Reproduce the records below exactly as they appear, omitting any pictures they contain.

Some records:
==*==

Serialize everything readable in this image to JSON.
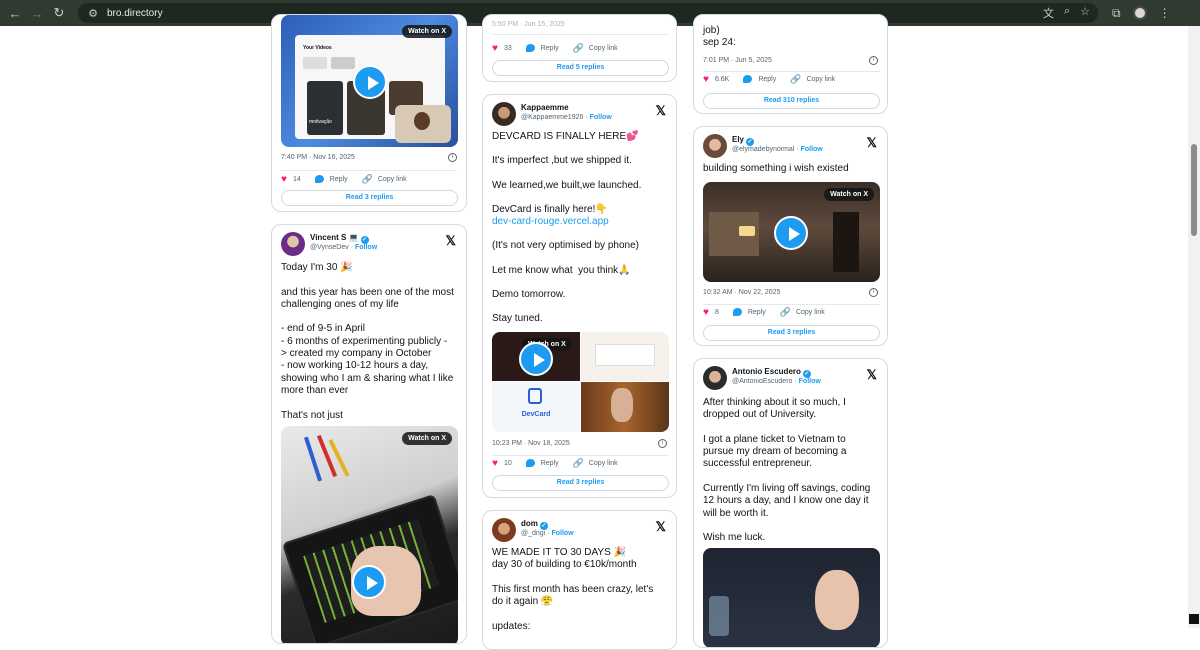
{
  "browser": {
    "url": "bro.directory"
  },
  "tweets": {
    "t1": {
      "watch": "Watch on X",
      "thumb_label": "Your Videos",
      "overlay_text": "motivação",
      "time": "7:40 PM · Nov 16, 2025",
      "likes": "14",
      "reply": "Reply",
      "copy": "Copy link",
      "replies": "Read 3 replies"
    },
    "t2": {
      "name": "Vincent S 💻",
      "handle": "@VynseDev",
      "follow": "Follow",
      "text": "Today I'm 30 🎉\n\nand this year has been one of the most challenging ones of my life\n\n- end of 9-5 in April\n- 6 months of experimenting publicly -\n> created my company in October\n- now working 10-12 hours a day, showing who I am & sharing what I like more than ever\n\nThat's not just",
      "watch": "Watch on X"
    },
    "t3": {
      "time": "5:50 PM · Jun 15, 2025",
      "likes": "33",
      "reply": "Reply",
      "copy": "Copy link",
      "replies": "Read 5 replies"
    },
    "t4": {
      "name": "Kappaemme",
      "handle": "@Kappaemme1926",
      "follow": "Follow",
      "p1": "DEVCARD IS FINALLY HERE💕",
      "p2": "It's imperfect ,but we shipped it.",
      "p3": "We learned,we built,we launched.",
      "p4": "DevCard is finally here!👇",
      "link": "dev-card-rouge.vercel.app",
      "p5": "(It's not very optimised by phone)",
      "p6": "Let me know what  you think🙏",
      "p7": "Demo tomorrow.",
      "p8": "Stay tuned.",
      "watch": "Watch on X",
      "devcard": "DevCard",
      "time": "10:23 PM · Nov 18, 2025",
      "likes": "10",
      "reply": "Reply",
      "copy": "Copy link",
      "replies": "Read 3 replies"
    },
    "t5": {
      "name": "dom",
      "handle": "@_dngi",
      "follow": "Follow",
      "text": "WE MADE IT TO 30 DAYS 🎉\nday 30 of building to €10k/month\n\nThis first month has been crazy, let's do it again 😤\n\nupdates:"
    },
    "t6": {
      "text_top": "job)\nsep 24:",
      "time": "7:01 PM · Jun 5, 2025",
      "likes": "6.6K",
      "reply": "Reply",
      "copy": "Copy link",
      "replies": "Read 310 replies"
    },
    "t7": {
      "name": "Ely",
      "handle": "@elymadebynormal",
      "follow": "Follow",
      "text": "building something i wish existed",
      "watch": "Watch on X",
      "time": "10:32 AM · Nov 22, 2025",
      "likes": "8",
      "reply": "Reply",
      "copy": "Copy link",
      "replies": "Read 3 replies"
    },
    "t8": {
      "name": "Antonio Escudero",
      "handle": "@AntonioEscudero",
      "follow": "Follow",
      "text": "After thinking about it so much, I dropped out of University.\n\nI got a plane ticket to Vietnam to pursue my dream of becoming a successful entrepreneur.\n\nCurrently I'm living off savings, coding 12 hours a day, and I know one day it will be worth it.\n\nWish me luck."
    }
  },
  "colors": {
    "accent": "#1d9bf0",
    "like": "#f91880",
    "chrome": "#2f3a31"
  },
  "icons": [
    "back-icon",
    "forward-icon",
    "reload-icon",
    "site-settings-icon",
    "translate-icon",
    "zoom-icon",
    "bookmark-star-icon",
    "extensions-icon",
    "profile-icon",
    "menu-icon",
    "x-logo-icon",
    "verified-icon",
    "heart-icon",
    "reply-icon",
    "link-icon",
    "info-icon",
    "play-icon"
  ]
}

==*==

_OUTPUT:_
Serialize everything readable in this image to JSON.
{
  "browser": {
    "url": "bro.directory"
  },
  "tweets": {
    "t1": {
      "watch": "Watch on X",
      "thumb_label": "Your Videos",
      "overlay_text": "motivação",
      "time": "7:40 PM · Nov 16, 2025",
      "likes": "14",
      "reply": "Reply",
      "copy": "Copy link",
      "replies": "Read 3 replies"
    },
    "t2": {
      "name": "Vincent S 💻",
      "handle": "@VynseDev",
      "follow": "Follow",
      "text": "Today I'm 30 🎉\n\nand this year has been one of the most challenging ones of my life\n\n- end of 9-5 in April\n- 6 months of experimenting publicly -\n> created my company in October\n- now working 10-12 hours a day, showing who I am & sharing what I like more than ever\n\nThat's not just",
      "watch": "Watch on X"
    },
    "t3": {
      "time": "5:50 PM · Jun 15, 2025",
      "likes": "33",
      "reply": "Reply",
      "copy": "Copy link",
      "replies": "Read 5 replies"
    },
    "t4": {
      "name": "Kappaemme",
      "handle": "@Kappaemme1926",
      "follow": "Follow",
      "p1": "DEVCARD IS FINALLY HERE💕",
      "p2": "It's imperfect ,but we shipped it.",
      "p3": "We learned,we built,we launched.",
      "p4": "DevCard is finally here!👇",
      "link": "dev-card-rouge.vercel.app",
      "p5": "(It's not very optimised by phone)",
      "p6": "Let me know what  you think🙏",
      "p7": "Demo tomorrow.",
      "p8": "Stay tuned.",
      "watch": "Watch on X",
      "devcard": "DevCard",
      "time": "10:23 PM · Nov 18, 2025",
      "likes": "10",
      "reply": "Reply",
      "copy": "Copy link",
      "replies": "Read 3 replies"
    },
    "t5": {
      "name": "dom",
      "handle": "@_dngi",
      "follow": "Follow",
      "text": "WE MADE IT TO 30 DAYS 🎉\nday 30 of building to €10k/month\n\nThis first month has been crazy, let's do it again 😤\n\nupdates:"
    },
    "t6": {
      "text_top": "job)\nsep 24:",
      "time": "7:01 PM · Jun 5, 2025",
      "likes": "6.6K",
      "reply": "Reply",
      "copy": "Copy link",
      "replies": "Read 310 replies"
    },
    "t7": {
      "name": "Ely",
      "handle": "@elymadebynormal",
      "follow": "Follow",
      "text": "building something i wish existed",
      "watch": "Watch on X",
      "time": "10:32 AM · Nov 22, 2025",
      "likes": "8",
      "reply": "Reply",
      "copy": "Copy link",
      "replies": "Read 3 replies"
    },
    "t8": {
      "name": "Antonio Escudero",
      "handle": "@AntonioEscudero",
      "follow": "Follow",
      "text": "After thinking about it so much, I dropped out of University.\n\nI got a plane ticket to Vietnam to pursue my dream of becoming a successful entrepreneur.\n\nCurrently I'm living off savings, coding 12 hours a day, and I know one day it will be worth it.\n\nWish me luck."
    }
  },
  "colors": {
    "accent": "#1d9bf0",
    "like": "#f91880",
    "chrome": "#2f3a31"
  },
  "icons": [
    "back-icon",
    "forward-icon",
    "reload-icon",
    "site-settings-icon",
    "translate-icon",
    "zoom-icon",
    "bookmark-star-icon",
    "extensions-icon",
    "profile-icon",
    "menu-icon",
    "x-logo-icon",
    "verified-icon",
    "heart-icon",
    "reply-icon",
    "link-icon",
    "info-icon",
    "play-icon"
  ]
}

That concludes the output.